ARTIKEL>
====

Ich werde sicher nicht von mir behaupten, mich mit einem wirklichen Hi-Fi-Kenner messen zu können, was unter anderem daran liegt, dass ich bisher leider keine 5.000 Euro in mein System investieren konnte. Aber gesundes Basiswissen ist vorhanden. Ich habe mein System selbstgebaut und mit einem Oberklasseverstärker der 90er-Jahre komplementiert, ich weiß daher, wie ein 1.500-2.000 Euro-System klingen sollte und halte mich für kompetent genug ein 200€-Laptop-Lautsprecher-System zu testen. Für Kritik bin ich selbstverständlich offen. Gut, dass du mir eine Chance gegeben hast


----------



## iceman650 (4. August 2013)

Wie schon von mir beschrieben - ich kenne dich nicht. Und ich kann auch nicht genau einschätzen, wie groß dein Fachwissen und deine Erfahrung sind.
Ich habe schließlich auch nicht geschrieben, dass deine Tests schlecht wären/werden. Kann ich auch nicht einschätzen, wie auch. 

Aber ich kenne den bisherigen Autor insoweit, dass ich sagen kann, dass seine Tests einfach hervorragend sind. Und bis man mich eines besseren belehrt, werde ich den Schritt auch nicht befürworten.
Auch um günstige Systeme bewerten zu können in der Form, wie es bis jetzt der Fall war, braucht man einiges an Hörerfahrung, die auch leider nicht damit getan ist, "zu wissen wie ein 1500-2000€-System klingen sollte".

====

AUFGABEN>
1. Womit wurde laut dem ersten Absatz des Artikels das selbstgebaute System ergänzt?
2. Schreib die Datensätze wortgetreu ab, beginnend mit ihrer ersten Zeile und endend mit der Zeile, die „y-tick-label: 35 <box>67 66 84 81</box>“ enthält, beide eingeschlossen.

====

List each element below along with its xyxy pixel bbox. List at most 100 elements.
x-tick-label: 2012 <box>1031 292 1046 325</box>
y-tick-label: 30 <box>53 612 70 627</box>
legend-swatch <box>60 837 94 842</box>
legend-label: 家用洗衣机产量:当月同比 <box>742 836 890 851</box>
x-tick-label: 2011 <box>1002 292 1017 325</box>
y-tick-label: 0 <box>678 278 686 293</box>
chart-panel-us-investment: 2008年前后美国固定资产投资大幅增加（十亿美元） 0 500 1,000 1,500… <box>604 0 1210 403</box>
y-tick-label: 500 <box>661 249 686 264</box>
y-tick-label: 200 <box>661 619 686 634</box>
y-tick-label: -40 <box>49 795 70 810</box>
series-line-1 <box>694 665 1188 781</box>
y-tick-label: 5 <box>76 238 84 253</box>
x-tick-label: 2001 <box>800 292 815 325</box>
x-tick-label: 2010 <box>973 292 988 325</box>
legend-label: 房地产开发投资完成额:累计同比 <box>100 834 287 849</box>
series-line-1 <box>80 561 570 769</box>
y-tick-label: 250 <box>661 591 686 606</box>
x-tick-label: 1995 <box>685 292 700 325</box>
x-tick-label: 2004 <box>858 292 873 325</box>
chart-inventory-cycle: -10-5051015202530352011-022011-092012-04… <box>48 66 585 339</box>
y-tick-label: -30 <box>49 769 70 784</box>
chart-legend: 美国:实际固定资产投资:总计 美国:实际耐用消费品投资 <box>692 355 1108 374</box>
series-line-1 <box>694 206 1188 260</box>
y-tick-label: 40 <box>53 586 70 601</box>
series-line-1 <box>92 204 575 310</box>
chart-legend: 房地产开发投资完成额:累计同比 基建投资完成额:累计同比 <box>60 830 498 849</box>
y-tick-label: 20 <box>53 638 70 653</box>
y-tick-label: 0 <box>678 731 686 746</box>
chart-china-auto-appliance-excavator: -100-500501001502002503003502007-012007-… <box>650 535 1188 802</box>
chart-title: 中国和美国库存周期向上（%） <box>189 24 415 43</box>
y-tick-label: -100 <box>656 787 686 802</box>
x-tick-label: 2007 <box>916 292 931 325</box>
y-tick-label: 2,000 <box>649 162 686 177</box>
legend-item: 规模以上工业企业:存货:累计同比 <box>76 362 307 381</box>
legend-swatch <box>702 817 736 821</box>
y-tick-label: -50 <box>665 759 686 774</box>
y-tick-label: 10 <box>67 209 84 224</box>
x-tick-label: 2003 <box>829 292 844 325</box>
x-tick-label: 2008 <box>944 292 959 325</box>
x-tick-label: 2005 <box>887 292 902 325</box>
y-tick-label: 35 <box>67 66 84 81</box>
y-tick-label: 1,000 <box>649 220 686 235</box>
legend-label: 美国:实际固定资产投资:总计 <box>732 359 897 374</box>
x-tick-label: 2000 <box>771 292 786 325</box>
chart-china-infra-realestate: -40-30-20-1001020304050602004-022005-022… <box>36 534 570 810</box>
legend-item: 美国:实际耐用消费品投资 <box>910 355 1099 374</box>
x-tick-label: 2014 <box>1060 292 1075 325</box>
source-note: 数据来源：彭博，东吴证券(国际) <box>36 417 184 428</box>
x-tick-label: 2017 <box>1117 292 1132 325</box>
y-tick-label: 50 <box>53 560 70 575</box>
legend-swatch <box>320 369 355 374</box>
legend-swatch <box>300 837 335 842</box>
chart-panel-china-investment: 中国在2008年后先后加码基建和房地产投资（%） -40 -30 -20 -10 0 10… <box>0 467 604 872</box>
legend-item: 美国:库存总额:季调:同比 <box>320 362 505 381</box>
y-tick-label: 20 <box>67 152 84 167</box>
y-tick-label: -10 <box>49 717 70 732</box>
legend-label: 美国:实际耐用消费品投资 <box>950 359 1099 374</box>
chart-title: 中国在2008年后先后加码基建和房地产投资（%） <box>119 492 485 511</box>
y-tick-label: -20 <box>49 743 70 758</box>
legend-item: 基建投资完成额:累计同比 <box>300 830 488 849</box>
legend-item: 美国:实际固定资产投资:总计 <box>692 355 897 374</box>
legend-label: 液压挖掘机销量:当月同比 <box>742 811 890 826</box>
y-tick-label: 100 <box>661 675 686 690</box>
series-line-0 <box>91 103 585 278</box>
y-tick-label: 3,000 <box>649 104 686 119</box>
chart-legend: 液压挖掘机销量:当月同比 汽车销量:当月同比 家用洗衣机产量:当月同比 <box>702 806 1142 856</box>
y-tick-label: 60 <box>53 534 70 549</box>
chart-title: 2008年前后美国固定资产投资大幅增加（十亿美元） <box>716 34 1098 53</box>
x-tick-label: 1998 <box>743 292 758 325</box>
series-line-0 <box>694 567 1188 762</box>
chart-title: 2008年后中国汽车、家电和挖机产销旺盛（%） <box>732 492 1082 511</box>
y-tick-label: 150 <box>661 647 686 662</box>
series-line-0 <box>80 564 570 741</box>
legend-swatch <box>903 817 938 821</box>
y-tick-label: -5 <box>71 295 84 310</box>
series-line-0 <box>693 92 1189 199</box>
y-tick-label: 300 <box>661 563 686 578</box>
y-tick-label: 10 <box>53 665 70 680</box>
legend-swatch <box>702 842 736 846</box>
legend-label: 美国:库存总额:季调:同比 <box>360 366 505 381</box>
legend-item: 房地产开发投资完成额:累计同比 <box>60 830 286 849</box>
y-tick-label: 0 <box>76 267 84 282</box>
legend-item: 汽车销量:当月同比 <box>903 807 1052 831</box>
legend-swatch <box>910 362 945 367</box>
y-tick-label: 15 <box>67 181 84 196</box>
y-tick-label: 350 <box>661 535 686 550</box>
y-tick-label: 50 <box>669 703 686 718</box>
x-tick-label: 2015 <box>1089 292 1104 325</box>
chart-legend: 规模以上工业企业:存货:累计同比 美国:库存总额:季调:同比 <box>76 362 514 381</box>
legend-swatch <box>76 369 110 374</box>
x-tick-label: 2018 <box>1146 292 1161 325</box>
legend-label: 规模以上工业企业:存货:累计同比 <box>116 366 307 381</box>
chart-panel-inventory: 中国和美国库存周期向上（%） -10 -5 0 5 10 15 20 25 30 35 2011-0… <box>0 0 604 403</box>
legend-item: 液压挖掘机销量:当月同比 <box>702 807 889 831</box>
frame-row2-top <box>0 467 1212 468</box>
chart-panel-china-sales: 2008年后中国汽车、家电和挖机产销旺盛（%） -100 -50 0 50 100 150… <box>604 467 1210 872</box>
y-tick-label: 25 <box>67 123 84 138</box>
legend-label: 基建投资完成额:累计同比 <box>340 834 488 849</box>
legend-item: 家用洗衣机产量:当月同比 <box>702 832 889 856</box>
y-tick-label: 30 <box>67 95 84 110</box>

====

LÖSUNGEN>
1. Mit einem Oberklasseverstärker der 90er-Jahre.

2.
List each element below along with its xyxy pixel bbox. List at most 100 elements.
x-tick-label: 2012 <box>1031 292 1046 325</box>
y-tick-label: 30 <box>53 612 70 627</box>
legend-swatch <box>60 837 94 842</box>
legend-label: 家用洗衣机产量:当月同比 <box>742 836 890 851</box>
x-tick-label: 2011 <box>1002 292 1017 325</box>
y-tick-label: 0 <box>678 278 686 293</box>
chart-panel-us-investment: 2008年前后美国固定资产投资大幅增加（十亿美元） 0 500 1,000 1,500… <box>604 0 1210 403</box>
y-tick-label: 500 <box>661 249 686 264</box>
y-tick-label: 200 <box>661 619 686 634</box>
y-tick-label: -40 <box>49 795 70 810</box>
series-line-1 <box>694 665 1188 781</box>
y-tick-label: 5 <box>76 238 84 253</box>
x-tick-label: 2001 <box>800 292 815 325</box>
x-tick-label: 2010 <box>973 292 988 325</box>
legend-label: 房地产开发投资完成额:累计同比 <box>100 834 287 849</box>
series-line-1 <box>80 561 570 769</box>
y-tick-label: 250 <box>661 591 686 606</box>
x-tick-label: 1995 <box>685 292 700 325</box>
x-tick-label: 2004 <box>858 292 873 325</box>
chart-inventory-cycle: -10-5051015202530352011-022011-092012-04… <box>48 66 585 339</box>
y-tick-label: -30 <box>49 769 70 784</box>
chart-legend: 美国:实际固定资产投资:总计 美国:实际耐用消费品投资 <box>692 355 1108 374</box>
series-line-1 <box>694 206 1188 260</box>
y-tick-label: 40 <box>53 586 70 601</box>
series-line-1 <box>92 204 575 310</box>
chart-legend: 房地产开发投资完成额:累计同比 基建投资完成额:累计同比 <box>60 830 498 849</box>
y-tick-label: 20 <box>53 638 70 653</box>
y-tick-label: 0 <box>678 731 686 746</box>
chart-china-auto-appliance-excavator: -100-500501001502002503003502007-012007-… <box>650 535 1188 802</box>
chart-title: 中国和美国库存周期向上（%） <box>189 24 415 43</box>
y-tick-label: -100 <box>656 787 686 802</box>
x-tick-label: 2007 <box>916 292 931 325</box>
y-tick-label: 2,000 <box>649 162 686 177</box>
legend-item: 规模以上工业企业:存货:累计同比 <box>76 362 307 381</box>
legend-swatch <box>702 817 736 821</box>
y-tick-label: -50 <box>665 759 686 774</box>
y-tick-label: 10 <box>67 209 84 224</box>
x-tick-label: 2003 <box>829 292 844 325</box>
x-tick-label: 2008 <box>944 292 959 325</box>
x-tick-label: 2005 <box>887 292 902 325</box>
y-tick-label: 35 <box>67 66 84 81</box>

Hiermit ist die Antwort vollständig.